[MATERIAL FOR THE TASK start]
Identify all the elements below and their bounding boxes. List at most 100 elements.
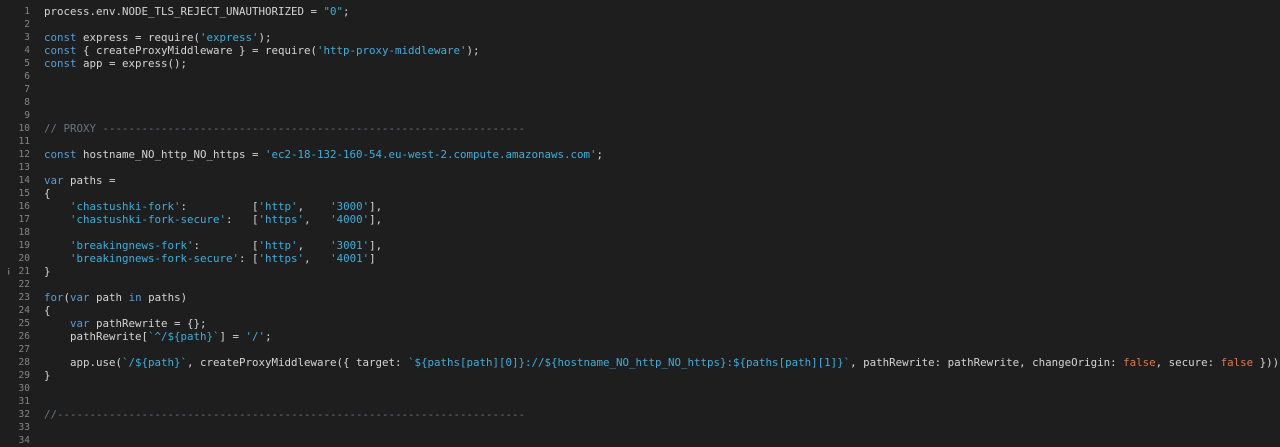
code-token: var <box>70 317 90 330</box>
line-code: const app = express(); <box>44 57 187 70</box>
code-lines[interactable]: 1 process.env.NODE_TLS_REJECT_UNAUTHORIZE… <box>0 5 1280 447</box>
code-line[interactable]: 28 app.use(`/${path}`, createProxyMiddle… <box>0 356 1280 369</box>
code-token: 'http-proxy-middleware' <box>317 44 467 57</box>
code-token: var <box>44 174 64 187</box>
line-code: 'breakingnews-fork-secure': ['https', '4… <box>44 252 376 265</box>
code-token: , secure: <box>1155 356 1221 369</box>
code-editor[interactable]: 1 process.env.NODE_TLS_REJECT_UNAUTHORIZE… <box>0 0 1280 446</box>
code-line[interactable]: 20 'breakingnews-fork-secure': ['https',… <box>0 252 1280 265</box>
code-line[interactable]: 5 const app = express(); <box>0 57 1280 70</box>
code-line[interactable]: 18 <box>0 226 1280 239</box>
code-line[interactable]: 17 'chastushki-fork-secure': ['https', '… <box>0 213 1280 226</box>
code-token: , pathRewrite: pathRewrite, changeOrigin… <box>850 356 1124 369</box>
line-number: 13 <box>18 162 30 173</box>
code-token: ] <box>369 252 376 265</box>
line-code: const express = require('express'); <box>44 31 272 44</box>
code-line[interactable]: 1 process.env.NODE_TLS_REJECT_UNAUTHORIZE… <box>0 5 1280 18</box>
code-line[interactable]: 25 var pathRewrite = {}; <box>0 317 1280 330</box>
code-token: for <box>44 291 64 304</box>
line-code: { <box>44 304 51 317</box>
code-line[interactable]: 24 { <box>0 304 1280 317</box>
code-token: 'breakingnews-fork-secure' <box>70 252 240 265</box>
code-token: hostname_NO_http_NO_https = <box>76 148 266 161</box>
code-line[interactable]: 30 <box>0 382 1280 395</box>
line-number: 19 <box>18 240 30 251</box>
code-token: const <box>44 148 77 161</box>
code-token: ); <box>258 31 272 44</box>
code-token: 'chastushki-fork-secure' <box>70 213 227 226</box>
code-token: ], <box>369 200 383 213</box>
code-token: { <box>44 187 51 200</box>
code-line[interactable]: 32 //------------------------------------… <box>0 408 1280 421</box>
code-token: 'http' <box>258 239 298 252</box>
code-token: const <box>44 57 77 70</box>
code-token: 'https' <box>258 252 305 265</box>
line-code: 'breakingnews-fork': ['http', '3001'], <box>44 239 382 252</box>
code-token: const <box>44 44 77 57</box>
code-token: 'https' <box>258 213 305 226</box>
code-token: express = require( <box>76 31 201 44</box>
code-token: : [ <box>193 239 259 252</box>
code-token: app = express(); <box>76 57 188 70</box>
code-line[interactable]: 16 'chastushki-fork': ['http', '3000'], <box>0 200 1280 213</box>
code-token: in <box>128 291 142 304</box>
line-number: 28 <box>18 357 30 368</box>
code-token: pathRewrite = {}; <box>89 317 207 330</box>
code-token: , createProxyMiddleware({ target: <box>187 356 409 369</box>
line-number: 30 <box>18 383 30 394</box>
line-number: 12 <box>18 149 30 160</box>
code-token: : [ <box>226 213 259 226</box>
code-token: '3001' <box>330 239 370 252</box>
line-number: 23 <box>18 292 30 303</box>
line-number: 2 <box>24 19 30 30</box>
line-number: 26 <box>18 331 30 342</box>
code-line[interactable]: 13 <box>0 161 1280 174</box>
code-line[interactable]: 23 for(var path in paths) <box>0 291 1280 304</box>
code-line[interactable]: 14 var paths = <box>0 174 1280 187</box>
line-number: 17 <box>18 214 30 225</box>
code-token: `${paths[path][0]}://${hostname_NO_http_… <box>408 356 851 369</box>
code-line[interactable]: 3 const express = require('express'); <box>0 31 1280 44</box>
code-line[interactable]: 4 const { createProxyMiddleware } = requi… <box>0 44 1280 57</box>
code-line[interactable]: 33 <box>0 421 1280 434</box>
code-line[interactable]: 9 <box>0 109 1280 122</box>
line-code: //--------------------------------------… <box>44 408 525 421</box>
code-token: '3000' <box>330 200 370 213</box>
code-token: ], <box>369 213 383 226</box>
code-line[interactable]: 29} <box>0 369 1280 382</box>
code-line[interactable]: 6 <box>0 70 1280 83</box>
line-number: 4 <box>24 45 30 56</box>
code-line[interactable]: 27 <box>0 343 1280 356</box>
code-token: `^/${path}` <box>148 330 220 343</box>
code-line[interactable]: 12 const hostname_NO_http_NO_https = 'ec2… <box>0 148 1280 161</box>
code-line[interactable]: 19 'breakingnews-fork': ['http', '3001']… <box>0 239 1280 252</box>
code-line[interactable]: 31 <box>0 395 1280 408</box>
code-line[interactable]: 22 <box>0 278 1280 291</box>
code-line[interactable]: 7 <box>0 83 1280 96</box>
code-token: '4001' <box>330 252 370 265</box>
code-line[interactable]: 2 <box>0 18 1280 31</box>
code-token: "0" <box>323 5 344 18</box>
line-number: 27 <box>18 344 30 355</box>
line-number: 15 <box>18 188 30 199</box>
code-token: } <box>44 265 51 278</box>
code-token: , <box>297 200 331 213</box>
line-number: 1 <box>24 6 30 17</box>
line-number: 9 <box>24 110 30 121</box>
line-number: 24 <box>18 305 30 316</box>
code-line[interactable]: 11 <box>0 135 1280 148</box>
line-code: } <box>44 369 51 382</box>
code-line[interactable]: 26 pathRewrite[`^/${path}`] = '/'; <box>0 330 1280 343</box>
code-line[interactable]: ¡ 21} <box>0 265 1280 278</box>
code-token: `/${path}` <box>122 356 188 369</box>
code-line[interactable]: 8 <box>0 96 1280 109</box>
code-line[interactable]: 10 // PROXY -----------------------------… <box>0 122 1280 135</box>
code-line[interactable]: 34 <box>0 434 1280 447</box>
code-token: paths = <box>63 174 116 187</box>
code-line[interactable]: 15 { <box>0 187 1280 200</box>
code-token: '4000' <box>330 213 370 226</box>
[MATERIAL FOR THE TASK end]
[MATERIAL FOR THE TASK start]
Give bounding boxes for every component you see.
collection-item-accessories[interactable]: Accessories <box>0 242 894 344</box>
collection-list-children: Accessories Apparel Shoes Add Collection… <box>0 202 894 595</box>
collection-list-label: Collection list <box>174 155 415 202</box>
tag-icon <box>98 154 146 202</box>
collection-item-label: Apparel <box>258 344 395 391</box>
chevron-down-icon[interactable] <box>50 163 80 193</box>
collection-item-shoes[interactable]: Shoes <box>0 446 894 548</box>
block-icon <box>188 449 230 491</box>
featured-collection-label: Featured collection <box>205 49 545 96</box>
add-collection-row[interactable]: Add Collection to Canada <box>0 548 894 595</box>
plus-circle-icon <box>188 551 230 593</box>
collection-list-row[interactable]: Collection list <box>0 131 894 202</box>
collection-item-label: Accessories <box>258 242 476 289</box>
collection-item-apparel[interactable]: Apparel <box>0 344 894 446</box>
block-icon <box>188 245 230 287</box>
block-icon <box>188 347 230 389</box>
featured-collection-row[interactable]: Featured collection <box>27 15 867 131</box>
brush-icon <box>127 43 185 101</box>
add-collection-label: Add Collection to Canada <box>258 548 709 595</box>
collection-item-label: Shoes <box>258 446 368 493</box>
[MATERIAL FOR THE TASK end]
= WHAT THE TASK ASKS =
Please copy out everything in the records above, from the line containing "Give bounding boxes" down to the line containing "collection-list-row[interactable]: Collection list", with both of those lines included.

= FINAL ANSWER =
Give bounding boxes for every component you see.
collection-item-accessories[interactable]: Accessories <box>0 242 894 344</box>
collection-list-children: Accessories Apparel Shoes Add Collection… <box>0 202 894 595</box>
collection-list-label: Collection list <box>174 155 415 202</box>
tag-icon <box>98 154 146 202</box>
collection-item-label: Apparel <box>258 344 395 391</box>
chevron-down-icon[interactable] <box>50 163 80 193</box>
collection-item-shoes[interactable]: Shoes <box>0 446 894 548</box>
block-icon <box>188 449 230 491</box>
featured-collection-label: Featured collection <box>205 49 545 96</box>
add-collection-row[interactable]: Add Collection to Canada <box>0 548 894 595</box>
plus-circle-icon <box>188 551 230 593</box>
collection-list-row[interactable]: Collection list <box>0 131 894 202</box>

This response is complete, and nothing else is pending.